(DATASET RECORDS):
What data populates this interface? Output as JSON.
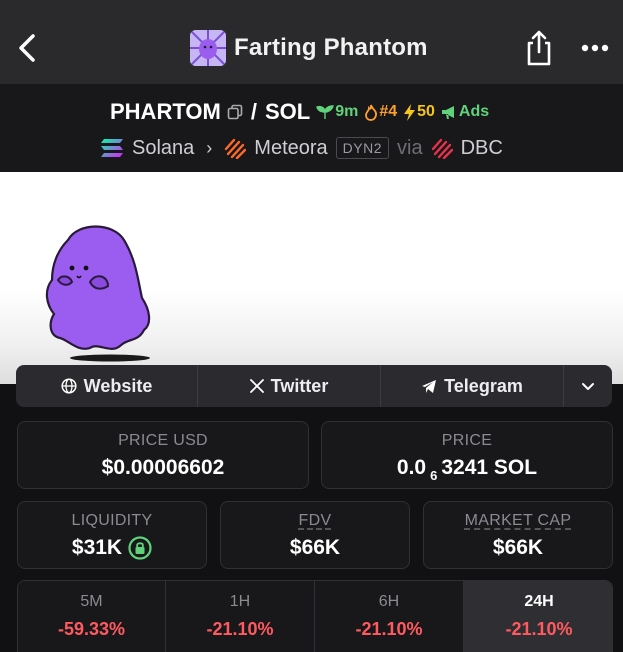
{
  "window": {
    "title": "Farting Phantom"
  },
  "pair": {
    "base": "PHARTOM",
    "separator": "/",
    "quote": "SOL",
    "age": "9m",
    "rank": "#4",
    "boost": "50",
    "ads": "Ads",
    "chain": "Solana",
    "dex": "Meteora",
    "dex_tag": "DYN2",
    "via": "via",
    "launchpad": "DBC"
  },
  "links": {
    "website": "Website",
    "twitter": "Twitter",
    "telegram": "Telegram"
  },
  "stats": {
    "price_usd_label": "PRICE USD",
    "price_usd": "$0.00006602",
    "price_label": "PRICE",
    "price_prefix": "0.0",
    "price_zero_count": "6",
    "price_rest": "3241 SOL",
    "liquidity_label": "LIQUIDITY",
    "liquidity": "$31K",
    "fdv_label": "FDV",
    "fdv": "$66K",
    "mcap_label": "MARKET CAP",
    "mcap": "$66K"
  },
  "timeframes": [
    {
      "label": "5M",
      "change": "-59.33%"
    },
    {
      "label": "1H",
      "change": "-21.10%"
    },
    {
      "label": "6H",
      "change": "-21.10%"
    },
    {
      "label": "24H",
      "change": "-21.10%"
    }
  ],
  "colors": {
    "green": "#5fd27a",
    "orange": "#ff9f2e",
    "yellow": "#f5c518",
    "negative": "#ff5a5f"
  },
  "icons": [
    "back-arrow-icon",
    "share-icon",
    "more-dots-icon",
    "copy-icon",
    "sprout-icon",
    "flame-icon",
    "bolt-icon",
    "megaphone-icon",
    "solana-icon",
    "meteora-icon",
    "dbc-icon",
    "globe-icon",
    "x-icon",
    "telegram-icon",
    "chevron-down-icon",
    "lock-icon"
  ]
}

(EXERCISE GOAL):
Print each line of the material above exactly, with the pictures removed from your copy.

(WORKED ANSWER):
What data populates this interface? Output as JSON.
{
  "window": {
    "title": "Farting Phantom"
  },
  "pair": {
    "base": "PHARTOM",
    "separator": "/",
    "quote": "SOL",
    "age": "9m",
    "rank": "#4",
    "boost": "50",
    "ads": "Ads",
    "chain": "Solana",
    "dex": "Meteora",
    "dex_tag": "DYN2",
    "via": "via",
    "launchpad": "DBC"
  },
  "links": {
    "website": "Website",
    "twitter": "Twitter",
    "telegram": "Telegram"
  },
  "stats": {
    "price_usd_label": "PRICE USD",
    "price_usd": "$0.00006602",
    "price_label": "PRICE",
    "price_prefix": "0.0",
    "price_zero_count": "6",
    "price_rest": "3241 SOL",
    "liquidity_label": "LIQUIDITY",
    "liquidity": "$31K",
    "fdv_label": "FDV",
    "fdv": "$66K",
    "mcap_label": "MARKET CAP",
    "mcap": "$66K"
  },
  "timeframes": [
    {
      "label": "5M",
      "change": "-59.33%"
    },
    {
      "label": "1H",
      "change": "-21.10%"
    },
    {
      "label": "6H",
      "change": "-21.10%"
    },
    {
      "label": "24H",
      "change": "-21.10%"
    }
  ],
  "colors": {
    "green": "#5fd27a",
    "orange": "#ff9f2e",
    "yellow": "#f5c518",
    "negative": "#ff5a5f"
  },
  "icons": [
    "back-arrow-icon",
    "share-icon",
    "more-dots-icon",
    "copy-icon",
    "sprout-icon",
    "flame-icon",
    "bolt-icon",
    "megaphone-icon",
    "solana-icon",
    "meteora-icon",
    "dbc-icon",
    "globe-icon",
    "x-icon",
    "telegram-icon",
    "chevron-down-icon",
    "lock-icon"
  ]
}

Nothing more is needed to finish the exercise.